WHAT IS ASKED — Repeat the records below exactly, leaving out every picture.
** START GIVEN ENTRIES **
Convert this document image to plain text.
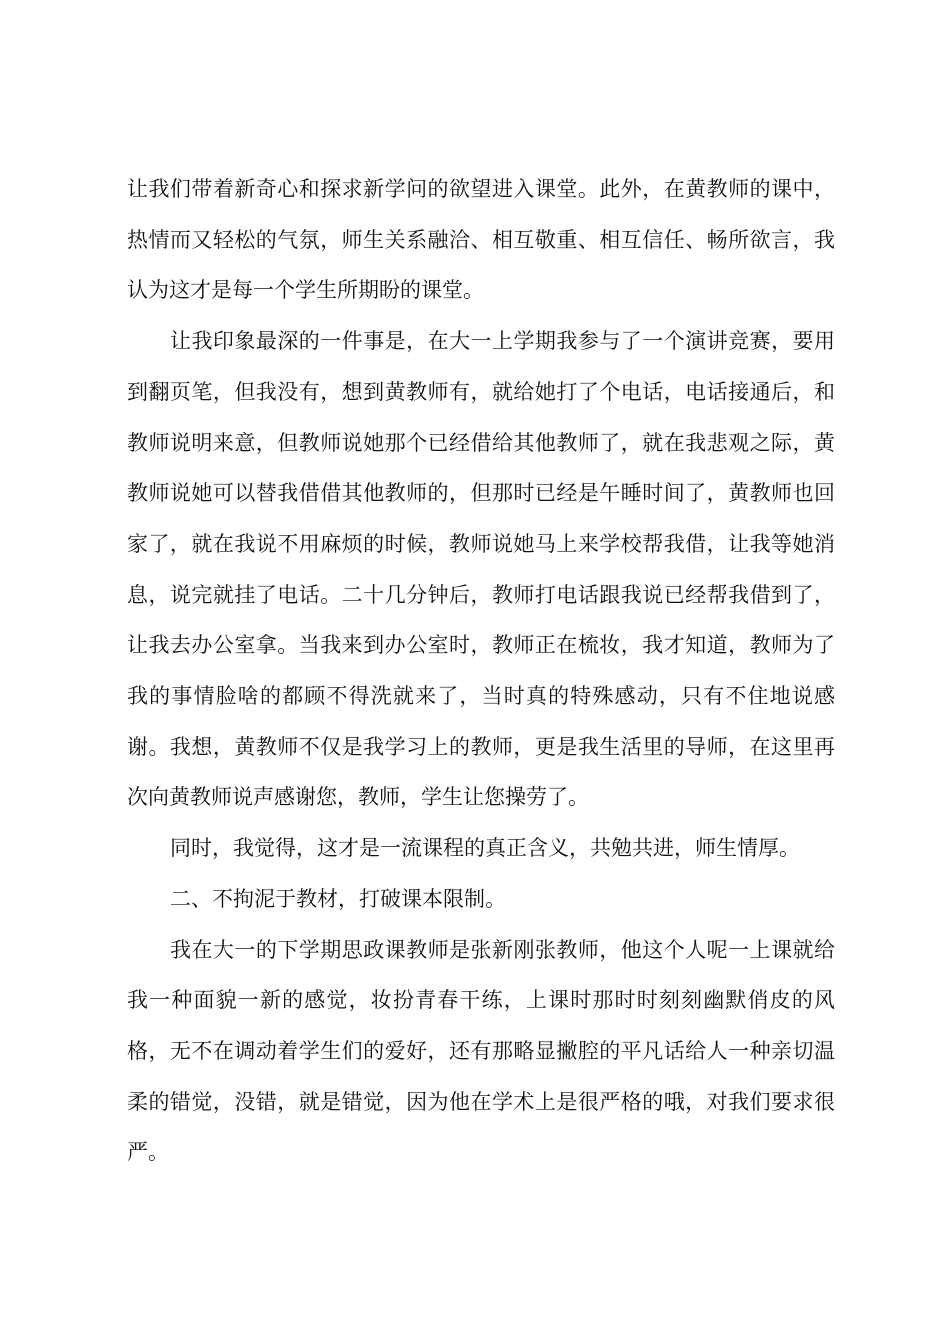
让我们带着新奇心和探求新学问的欲望进入课堂。此外，在黄教师的课中，热情而又轻松的气氛，师生关系融洽、相互敬重、相互信任、畅所欲言，我认为这才是每一个学生所期盼的课堂。

让我印象最深的一件事是，在大一上学期我参与了一个演讲竞赛，要用到翻页笔，但我没有，想到黄教师有，就给她打了个电话，电话接通后，和教师说明来意，但教师说她那个已经借给其他教师了，就在我悲观之际，黄教师说她可以替我借借其他教师的，但那时已经是午睡时间了，黄教师也回家了，就在我说不用麻烦的时候，教师说她马上来学校帮我借，让我等她消息，说完就挂了电话。二十几分钟后，教师打电话跟我说已经帮我借到了，让我去办公室拿。当我来到办公室时，教师正在梳妆，我才知道，教师为了我的事情脸啥的都顾不得洗就来了，当时真的特殊感动，只有不住地说感谢。我想，黄教师不仅是我学习上的教师，更是我生活里的导师，在这里再次向黄教师说声感谢您，教师，学生让您操劳了。

同时，我觉得，这才是一流课程的真正含义，共勉共进，师生情厚。

二、不拘泥于教材，打破课本限制。

我在大一的下学期思政课教师是张新刚张教师，他这个人呢一上课就给我一种面貌一新的感觉，妆扮青春干练，上课时那时时刻刻幽默俏皮的风格，无不在调动着学生们的爱好，还有那略显撇腔的平凡话给人一种亲切温柔的错觉，没错，就是错觉，因为他在学术上是很严格的哦，对我们要求很严。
** END GIVEN ENTRIES **
THE SOLUTION —
Convert this document image to plain text.
让我们带着新奇心和探求新学问的欲望进入课堂。此外，在黄教师的课中，热情而又轻松的气氛，师生关系融洽、相互敬重、相互信任、畅所欲言，我认为这才是每一个学生所期盼的课堂。

让我印象最深的一件事是，在大一上学期我参与了一个演讲竞赛，要用到翻页笔，但我没有，想到黄教师有，就给她打了个电话，电话接通后，和教师说明来意，但教师说她那个已经借给其他教师了，就在我悲观之际，黄教师说她可以替我借借其他教师的，但那时已经是午睡时间了，黄教师也回家了，就在我说不用麻烦的时候，教师说她马上来学校帮我借，让我等她消息，说完就挂了电话。二十几分钟后，教师打电话跟我说已经帮我借到了，让我去办公室拿。当我来到办公室时，教师正在梳妆，我才知道，教师为了我的事情脸啥的都顾不得洗就来了，当时真的特殊感动，只有不住地说感谢。我想，黄教师不仅是我学习上的教师，更是我生活里的导师，在这里再次向黄教师说声感谢您，教师，学生让您操劳了。

同时，我觉得，这才是一流课程的真正含义，共勉共进，师生情厚。

二、不拘泥于教材，打破课本限制。

我在大一的下学期思政课教师是张新刚张教师，他这个人呢一上课就给我一种面貌一新的感觉，妆扮青春干练，上课时那时时刻刻幽默俏皮的风格，无不在调动着学生们的爱好，还有那略显撇腔的平凡话给人一种亲切温柔的错觉，没错，就是错觉，因为他在学术上是很严格的哦，对我们要求很严。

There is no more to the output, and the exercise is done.